> **WORK REQUIRED**:
Below are some records; retype all of them exactly.

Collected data
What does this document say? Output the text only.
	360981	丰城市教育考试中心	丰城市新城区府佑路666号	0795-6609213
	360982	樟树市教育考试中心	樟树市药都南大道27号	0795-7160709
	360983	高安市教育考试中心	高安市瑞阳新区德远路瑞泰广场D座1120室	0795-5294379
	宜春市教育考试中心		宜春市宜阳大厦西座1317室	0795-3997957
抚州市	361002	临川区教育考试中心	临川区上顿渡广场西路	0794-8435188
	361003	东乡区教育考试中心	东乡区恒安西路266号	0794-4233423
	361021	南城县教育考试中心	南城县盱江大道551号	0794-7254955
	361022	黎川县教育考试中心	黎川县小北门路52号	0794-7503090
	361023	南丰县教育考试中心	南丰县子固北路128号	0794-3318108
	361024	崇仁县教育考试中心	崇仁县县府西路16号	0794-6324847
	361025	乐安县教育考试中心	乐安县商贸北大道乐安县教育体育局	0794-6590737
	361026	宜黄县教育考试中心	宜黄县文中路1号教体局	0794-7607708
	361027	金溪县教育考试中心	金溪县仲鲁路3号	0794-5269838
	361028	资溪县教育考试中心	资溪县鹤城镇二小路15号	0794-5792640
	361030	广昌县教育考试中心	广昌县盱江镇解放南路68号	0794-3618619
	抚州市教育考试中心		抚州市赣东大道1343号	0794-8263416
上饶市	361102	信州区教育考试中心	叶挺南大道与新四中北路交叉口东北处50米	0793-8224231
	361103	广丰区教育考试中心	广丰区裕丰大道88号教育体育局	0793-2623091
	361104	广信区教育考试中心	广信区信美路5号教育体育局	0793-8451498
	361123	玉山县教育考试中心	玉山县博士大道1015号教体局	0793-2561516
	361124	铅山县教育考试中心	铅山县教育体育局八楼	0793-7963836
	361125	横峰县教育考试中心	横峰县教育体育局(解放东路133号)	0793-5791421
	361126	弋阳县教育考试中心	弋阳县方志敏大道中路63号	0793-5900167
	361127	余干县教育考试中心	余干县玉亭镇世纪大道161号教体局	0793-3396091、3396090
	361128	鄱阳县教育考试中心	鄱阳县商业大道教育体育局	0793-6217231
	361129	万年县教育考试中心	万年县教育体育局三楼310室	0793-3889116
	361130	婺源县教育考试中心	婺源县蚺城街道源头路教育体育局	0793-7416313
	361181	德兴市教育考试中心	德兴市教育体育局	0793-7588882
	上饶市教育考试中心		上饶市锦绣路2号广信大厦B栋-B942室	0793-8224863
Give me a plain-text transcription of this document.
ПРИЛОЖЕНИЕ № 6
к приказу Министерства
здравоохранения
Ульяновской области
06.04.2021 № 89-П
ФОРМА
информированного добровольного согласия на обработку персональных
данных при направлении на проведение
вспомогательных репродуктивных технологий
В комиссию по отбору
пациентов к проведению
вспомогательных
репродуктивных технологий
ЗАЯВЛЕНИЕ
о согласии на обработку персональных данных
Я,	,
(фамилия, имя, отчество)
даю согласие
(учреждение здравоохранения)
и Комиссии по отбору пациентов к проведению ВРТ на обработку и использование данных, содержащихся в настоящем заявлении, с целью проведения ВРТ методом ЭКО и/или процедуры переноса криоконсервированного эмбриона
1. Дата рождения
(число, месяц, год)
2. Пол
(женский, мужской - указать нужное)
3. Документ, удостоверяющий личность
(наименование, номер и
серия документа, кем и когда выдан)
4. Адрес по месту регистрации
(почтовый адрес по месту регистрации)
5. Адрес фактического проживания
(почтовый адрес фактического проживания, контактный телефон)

> **IN RESPONSE**:
What does this document say? Output the text only.
	360981	丰城市教育考试中心	丰城市新城区府佑路666号	0795-6609213
	360982	樟树市教育考试中心	樟树市药都南大道27号	0795-7160709
	360983	高安市教育考试中心	高安市瑞阳新区德远路瑞泰广场D座1120室	0795-5294379
	宜春市教育考试中心		宜春市宜阳大厦西座1317室	0795-3997957
抚州市	361002	临川区教育考试中心	临川区上顿渡广场西路	0794-8435188
	361003	东乡区教育考试中心	东乡区恒安西路266号	0794-4233423
	361021	南城县教育考试中心	南城县盱江大道551号	0794-7254955
	361022	黎川县教育考试中心	黎川县小北门路52号	0794-7503090
	361023	南丰县教育考试中心	南丰县子固北路128号	0794-3318108
	361024	崇仁县教育考试中心	崇仁县县府西路16号	0794-6324847
	361025	乐安县教育考试中心	乐安县商贸北大道乐安县教育体育局	0794-6590737
	361026	宜黄县教育考试中心	宜黄县文中路1号教体局	0794-7607708
	361027	金溪县教育考试中心	金溪县仲鲁路3号	0794-5269838
	361028	资溪县教育考试中心	资溪县鹤城镇二小路15号	0794-5792640
	361030	广昌县教育考试中心	广昌县盱江镇解放南路68号	0794-3618619
	抚州市教育考试中心		抚州市赣东大道1343号	0794-8263416
上饶市	361102	信州区教育考试中心	叶挺南大道与新四中北路交叉口东北处50米	0793-8224231
	361103	广丰区教育考试中心	广丰区裕丰大道88号教育体育局	0793-2623091
	361104	广信区教育考试中心	广信区信美路5号教育体育局	0793-8451498
	361123	玉山县教育考试中心	玉山县博士大道1015号教体局	0793-2561516
	361124	铅山县教育考试中心	铅山县教育体育局八楼	0793-7963836
	361125	横峰县教育考试中心	横峰县教育体育局(解放东路133号)	0793-5791421
	361126	弋阳县教育考试中心	弋阳县方志敏大道中路63号	0793-5900167
	361127	余干县教育考试中心	余干县玉亭镇世纪大道161号教体局	0793-3396091、3396090
	361128	鄱阳县教育考试中心	鄱阳县商业大道教育体育局	0793-6217231
	361129	万年县教育考试中心	万年县教育体育局三楼310室	0793-3889116
	361130	婺源县教育考试中心	婺源县蚺城街道源头路教育体育局	0793-7416313
	361181	德兴市教育考试中心	德兴市教育体育局	0793-7588882
	上饶市教育考试中心		上饶市锦绣路2号广信大厦B栋-B942室	0793-8224863
Give me a plain-text transcription of this document.
ПРИЛОЖЕНИЕ № 6
к приказу Министерства
здравоохранения
Ульяновской области
06.04.2021 № 89-П
ФОРМА
информированного добровольного согласия на обработку персональных
данных при направлении на проведение
вспомогательных репродуктивных технологий
В комиссию по отбору
пациентов к проведению
вспомогательных
репродуктивных технологий
ЗАЯВЛЕНИЕ
о согласии на обработку персональных данных
Я,	,
(фамилия, имя, отчество)
даю согласие
(учреждение здравоохранения)
и Комиссии по отбору пациентов к проведению ВРТ на обработку и использование данных, содержащихся в настоящем заявлении, с целью проведения ВРТ методом ЭКО и/или процедуры переноса криоконсервированного эмбриона
1. Дата рождения
(число, месяц, год)
2. Пол
(женский, мужской - указать нужное)
3. Документ, удостоверяющий личность
(наименование, номер и
серия документа, кем и когда выдан)
4. Адрес по месту регистрации
(почтовый адрес по месту регистрации)
5. Адрес фактического проживания
(почтовый адрес фактического проживания, контактный телефон)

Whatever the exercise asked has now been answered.